Text shown Block Start

From 1953 to 1955, he served in the British Army. Since 1956, Bates apprenticed under Gérard Pipart at Herbert Sidon. From 1959 he began designing under the name Jean Varon.

Bates' work as Jean Varon in the 1960s was particularly modernistic. He designed dresses with bare midriffs, sheer panels, and very short hemlines, and as early as 1962 was designing high-fashion plastic garments. In 1965, one of his dresses with a mesh midriff was chosen as the Dress of the Year and donated to the Fashion Museum, Bath, which in 2006 held a major retrospective show of his work.

One of Bates' most influential champions was Marit Allen, the editor of British Vogue's Young Ideas spread, who considered Bates the true inventor of the miniskirt, rather than Mary Quant or André Courrèges. Ernestine Carter also observed Bates' originality, noting that the Paris fashion collections for 1967 contained many looks which Bates had done first.

Text shown Block End
Dataset Block Start

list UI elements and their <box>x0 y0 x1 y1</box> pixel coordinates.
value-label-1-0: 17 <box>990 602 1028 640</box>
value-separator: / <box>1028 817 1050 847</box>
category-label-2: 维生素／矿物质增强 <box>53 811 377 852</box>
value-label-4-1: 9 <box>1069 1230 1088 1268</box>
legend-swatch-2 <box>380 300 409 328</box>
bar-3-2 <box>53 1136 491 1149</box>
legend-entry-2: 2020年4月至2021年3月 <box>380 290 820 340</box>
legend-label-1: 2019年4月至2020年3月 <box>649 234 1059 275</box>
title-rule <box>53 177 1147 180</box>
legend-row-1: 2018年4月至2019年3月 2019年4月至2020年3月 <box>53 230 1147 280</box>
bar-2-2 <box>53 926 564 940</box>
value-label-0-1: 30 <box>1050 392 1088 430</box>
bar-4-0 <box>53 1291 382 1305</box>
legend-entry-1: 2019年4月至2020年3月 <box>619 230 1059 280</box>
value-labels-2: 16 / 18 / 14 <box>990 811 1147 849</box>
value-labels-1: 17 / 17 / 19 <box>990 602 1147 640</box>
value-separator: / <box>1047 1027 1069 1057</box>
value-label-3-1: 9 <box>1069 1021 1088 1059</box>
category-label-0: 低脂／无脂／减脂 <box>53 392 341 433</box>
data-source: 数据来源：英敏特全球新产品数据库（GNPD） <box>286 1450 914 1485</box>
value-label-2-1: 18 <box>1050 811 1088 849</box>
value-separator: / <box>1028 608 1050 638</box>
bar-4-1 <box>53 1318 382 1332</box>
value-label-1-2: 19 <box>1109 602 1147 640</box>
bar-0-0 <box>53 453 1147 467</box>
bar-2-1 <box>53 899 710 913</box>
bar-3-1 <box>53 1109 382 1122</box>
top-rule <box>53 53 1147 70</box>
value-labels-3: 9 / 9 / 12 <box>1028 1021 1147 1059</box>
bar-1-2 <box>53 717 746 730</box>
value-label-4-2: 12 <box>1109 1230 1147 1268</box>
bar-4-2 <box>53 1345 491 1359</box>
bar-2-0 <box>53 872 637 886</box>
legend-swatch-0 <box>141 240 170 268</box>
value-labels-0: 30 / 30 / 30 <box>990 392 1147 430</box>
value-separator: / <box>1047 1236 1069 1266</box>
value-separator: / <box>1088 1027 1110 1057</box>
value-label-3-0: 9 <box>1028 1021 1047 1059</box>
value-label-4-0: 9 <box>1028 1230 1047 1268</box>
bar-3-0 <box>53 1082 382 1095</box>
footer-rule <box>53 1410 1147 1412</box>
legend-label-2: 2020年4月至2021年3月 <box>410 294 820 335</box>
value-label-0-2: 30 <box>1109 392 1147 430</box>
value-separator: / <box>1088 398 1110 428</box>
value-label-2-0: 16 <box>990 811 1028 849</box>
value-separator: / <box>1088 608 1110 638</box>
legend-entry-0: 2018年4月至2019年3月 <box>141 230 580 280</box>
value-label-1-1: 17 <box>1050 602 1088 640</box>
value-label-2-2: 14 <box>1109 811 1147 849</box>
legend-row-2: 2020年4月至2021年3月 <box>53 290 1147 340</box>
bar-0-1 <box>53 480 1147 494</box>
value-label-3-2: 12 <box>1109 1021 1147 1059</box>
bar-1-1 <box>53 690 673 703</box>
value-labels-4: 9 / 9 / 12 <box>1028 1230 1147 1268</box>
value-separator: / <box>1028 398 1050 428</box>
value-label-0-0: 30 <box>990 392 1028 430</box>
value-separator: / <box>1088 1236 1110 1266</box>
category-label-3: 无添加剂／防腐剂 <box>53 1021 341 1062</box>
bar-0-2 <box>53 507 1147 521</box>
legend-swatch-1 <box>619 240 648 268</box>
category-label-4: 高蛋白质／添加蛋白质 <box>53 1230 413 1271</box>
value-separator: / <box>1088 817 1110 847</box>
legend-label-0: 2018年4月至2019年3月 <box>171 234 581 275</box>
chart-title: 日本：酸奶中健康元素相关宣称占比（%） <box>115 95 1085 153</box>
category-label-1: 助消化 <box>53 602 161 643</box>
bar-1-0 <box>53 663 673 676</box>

Dataset Block End

** Prompt 1 **
Reproduce the portion of the text on Bates that begins at the words "Bates' work as" and stops after the words "of his work.".
** Prompt 2 **
In the text on Bates, under what name did he begin designing in 1959?

** Output 1 **
Bates' work as Jean Varon in the 1960s was particularly modernistic. He designed dresses with bare midriffs, sheer panels, and very short hemlines, and as early as 1962 was designing high-fashion plastic garments. In 1965, one of his dresses with a mesh midriff was chosen as the Dress of the Year and donated to the Fashion Museum, Bath, which in 2006 held a major retrospective show of his work.

** Output 2 **
Jean Varon